* _Exercise prompt_
Pull every line containing the word "giường" from the records.

* _Information shown_
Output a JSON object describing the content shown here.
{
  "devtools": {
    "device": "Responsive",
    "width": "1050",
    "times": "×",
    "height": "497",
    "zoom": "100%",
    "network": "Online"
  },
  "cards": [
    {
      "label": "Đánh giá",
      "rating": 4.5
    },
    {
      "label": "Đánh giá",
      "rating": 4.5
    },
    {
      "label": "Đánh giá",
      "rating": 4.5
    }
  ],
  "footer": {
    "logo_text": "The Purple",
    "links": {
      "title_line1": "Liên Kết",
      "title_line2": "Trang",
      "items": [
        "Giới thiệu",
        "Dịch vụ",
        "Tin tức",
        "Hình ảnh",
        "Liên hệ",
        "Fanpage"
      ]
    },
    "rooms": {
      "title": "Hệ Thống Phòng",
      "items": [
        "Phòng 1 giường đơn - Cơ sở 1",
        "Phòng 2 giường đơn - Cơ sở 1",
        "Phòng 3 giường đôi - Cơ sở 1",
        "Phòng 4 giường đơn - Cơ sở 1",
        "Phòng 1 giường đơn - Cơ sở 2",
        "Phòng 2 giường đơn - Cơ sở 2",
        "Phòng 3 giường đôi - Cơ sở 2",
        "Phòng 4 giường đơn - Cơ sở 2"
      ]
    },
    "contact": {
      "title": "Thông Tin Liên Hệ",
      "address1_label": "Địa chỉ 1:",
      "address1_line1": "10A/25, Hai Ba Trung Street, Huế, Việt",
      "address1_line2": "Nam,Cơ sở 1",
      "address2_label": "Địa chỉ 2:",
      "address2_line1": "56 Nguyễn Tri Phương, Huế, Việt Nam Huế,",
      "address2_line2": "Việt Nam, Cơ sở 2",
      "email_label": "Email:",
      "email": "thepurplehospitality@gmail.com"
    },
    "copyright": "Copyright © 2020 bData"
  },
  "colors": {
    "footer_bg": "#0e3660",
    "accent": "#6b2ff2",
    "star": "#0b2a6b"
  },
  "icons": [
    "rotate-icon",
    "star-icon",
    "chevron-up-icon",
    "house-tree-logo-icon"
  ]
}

* _Complete answer_
        "Phòng 1 giường đơn - Cơ sở 1",
        "Phòng 2 giường đơn - Cơ sở 1",
        "Phòng 3 giường đôi - Cơ sở 1",
        "Phòng 4 giường đơn - Cơ sở 1",
        "Phòng 1 giường đơn - Cơ sở 2",
        "Phòng 2 giường đơn - Cơ sở 2",
        "Phòng 3 giường đôi - Cơ sở 2",
        "Phòng 4 giường đơn - Cơ sở 2"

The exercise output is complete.